* _TEXT PROVIDED_
Juncker also questioned the member states regarding "the necessity to double external investment funds by 44 billion euros" with the objective to fight the deep causes of the migration crisis, the worst the European continent has known since the end of the Second World War.
Juncker also spoke in favor of the creation of a European defense union in order to assure stronger protection for European citizens, especially faced with the threat of terrorism.
He pleaded for the pooling of military equipment, for the harmonization of norms and for the establishment of a common base for research and industry thanks to a richly endowed European defense fund.
In the ranks of the political right, the head of the European People's Party group (EPP), German MEP Manfred Weber called on the European Council to freeze accession talks with Turkey as the country is "moving in the wrong direction."
The president of the Socialists and Democrats group (S&D), Italian MEP Gianni Pitella, said EU priority initiatives were stagnating in the European Council and "each delay has direct consequences for people's lives."
Speaking for the European Conservatives and Reformists group (ECR), British MEP Syed Kamall chastised the 45 European summits since 2010 as "so many missed opportunities to tackle security, defense and unemployment issues." "People are angry that we have become out of touch with their legitimate concerns," he judged, advising that the EU learn from local and national projects.

* _REQUEST_
Write the next part of the report on Juncker's proposals and the replies from the parliamentary group leaders, starting after its final sentence. The data is unrelated to the report on Juncker's proposals.

* _EXTRACTED RECORDS_
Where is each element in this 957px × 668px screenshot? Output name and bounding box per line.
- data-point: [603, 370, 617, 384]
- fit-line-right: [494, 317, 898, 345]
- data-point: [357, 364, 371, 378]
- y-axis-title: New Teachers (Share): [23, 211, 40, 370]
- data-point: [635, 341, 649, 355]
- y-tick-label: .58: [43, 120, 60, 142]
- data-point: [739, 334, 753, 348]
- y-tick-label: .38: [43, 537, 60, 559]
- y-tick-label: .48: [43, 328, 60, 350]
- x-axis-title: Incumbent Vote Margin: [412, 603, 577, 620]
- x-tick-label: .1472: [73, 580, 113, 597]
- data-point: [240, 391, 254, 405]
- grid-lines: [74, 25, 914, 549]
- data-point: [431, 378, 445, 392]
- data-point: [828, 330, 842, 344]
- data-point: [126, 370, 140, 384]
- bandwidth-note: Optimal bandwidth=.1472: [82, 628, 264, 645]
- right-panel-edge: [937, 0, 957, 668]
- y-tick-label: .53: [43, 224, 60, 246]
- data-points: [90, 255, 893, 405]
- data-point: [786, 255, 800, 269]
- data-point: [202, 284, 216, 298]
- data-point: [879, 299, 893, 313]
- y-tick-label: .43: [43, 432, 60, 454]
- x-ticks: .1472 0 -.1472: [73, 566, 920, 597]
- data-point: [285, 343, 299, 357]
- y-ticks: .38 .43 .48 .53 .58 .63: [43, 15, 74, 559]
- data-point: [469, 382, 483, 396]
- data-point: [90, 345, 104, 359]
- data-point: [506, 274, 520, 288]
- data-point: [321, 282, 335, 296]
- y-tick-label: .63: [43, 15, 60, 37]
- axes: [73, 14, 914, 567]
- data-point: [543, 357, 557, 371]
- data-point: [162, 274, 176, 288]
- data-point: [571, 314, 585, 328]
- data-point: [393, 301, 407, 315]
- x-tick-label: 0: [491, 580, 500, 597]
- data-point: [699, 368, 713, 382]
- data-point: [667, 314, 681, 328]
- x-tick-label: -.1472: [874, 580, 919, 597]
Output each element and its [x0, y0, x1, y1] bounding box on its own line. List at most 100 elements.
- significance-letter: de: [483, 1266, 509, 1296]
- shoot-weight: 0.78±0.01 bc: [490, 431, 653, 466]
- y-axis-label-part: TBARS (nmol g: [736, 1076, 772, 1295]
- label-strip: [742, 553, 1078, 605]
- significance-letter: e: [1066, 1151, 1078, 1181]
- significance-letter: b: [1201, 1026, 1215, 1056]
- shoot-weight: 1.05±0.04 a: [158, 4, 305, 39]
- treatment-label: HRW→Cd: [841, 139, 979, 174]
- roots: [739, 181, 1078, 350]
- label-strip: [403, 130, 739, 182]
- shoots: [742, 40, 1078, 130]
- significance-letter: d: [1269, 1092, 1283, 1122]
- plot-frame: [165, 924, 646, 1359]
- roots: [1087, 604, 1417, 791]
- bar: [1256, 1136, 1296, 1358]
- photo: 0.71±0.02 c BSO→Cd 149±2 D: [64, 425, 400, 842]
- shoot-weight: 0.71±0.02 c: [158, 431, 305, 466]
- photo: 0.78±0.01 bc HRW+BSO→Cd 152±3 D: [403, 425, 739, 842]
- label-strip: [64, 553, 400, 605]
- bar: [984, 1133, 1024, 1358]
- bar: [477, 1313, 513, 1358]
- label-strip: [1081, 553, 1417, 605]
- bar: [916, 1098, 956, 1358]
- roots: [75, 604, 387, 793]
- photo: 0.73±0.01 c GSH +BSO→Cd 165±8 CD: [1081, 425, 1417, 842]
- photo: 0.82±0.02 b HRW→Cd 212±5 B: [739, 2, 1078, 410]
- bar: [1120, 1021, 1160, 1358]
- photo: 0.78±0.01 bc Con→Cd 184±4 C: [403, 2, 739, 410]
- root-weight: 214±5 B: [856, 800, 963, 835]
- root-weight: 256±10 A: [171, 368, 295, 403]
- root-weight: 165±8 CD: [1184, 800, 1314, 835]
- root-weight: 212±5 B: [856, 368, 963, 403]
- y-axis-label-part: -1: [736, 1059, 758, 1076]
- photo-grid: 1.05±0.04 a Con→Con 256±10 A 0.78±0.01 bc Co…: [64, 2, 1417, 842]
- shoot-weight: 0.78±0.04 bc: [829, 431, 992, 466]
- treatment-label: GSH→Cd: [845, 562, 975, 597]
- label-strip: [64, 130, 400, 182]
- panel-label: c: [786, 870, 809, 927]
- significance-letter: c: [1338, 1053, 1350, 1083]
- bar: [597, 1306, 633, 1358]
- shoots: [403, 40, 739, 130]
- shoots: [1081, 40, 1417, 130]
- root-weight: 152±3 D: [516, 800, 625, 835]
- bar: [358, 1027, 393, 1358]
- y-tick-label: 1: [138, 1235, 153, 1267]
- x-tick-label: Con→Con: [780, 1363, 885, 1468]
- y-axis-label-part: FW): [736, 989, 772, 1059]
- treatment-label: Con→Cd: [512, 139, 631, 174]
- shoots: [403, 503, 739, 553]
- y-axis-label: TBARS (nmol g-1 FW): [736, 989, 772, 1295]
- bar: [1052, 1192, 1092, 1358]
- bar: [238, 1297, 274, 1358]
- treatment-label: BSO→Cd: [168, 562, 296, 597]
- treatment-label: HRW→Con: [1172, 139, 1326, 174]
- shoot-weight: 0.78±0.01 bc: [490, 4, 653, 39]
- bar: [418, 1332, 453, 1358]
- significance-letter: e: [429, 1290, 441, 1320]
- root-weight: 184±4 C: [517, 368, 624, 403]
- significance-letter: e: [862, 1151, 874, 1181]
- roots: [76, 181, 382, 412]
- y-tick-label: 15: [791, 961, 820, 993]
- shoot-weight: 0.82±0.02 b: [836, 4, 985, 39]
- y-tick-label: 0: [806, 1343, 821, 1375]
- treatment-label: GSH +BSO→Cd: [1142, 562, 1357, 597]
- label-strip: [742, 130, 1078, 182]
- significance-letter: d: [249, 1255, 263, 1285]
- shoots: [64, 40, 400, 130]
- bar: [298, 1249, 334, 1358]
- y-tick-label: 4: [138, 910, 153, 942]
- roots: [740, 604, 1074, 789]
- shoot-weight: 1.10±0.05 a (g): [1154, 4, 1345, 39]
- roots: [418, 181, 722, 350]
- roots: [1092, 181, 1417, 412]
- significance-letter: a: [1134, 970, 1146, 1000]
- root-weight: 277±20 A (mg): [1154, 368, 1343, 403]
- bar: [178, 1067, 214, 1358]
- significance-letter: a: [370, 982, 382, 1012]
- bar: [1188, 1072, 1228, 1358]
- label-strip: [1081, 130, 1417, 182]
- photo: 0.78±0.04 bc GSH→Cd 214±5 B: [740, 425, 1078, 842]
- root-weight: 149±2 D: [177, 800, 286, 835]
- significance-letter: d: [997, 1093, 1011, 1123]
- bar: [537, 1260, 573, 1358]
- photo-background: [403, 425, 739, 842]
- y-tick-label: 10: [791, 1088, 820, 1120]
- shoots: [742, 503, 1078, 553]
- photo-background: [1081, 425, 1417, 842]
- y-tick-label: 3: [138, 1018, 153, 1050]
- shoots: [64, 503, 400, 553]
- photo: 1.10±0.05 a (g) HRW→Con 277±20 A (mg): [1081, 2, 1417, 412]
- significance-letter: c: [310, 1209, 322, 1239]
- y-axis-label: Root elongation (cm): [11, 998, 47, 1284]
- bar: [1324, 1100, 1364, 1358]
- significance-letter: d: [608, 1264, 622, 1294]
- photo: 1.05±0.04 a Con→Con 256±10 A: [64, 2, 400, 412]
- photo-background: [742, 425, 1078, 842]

* _RIGHT ANSWER_
In the ranks of the far right, speaking for the European United Left/Nordic Green Left (GUE/NGL), Italian MEP Eleonora Forenza attacked the so-called "Migration Compact."
"It proposes cooperation with transit countries in exchange for enhanced border control and is seen as a success: how is this possible if even the Fundamental Rights Agency (FRA) talks about significant violations of human rights?" she demanded.
In the name of the Greens, German MEP Ska Keller criticized those EU member states who had not relocated and resettled migrants as was agreed the year prior. She pleaded, as well, for "pooling and sharing" in regards to European defense, rather than "nurturing the defense industry."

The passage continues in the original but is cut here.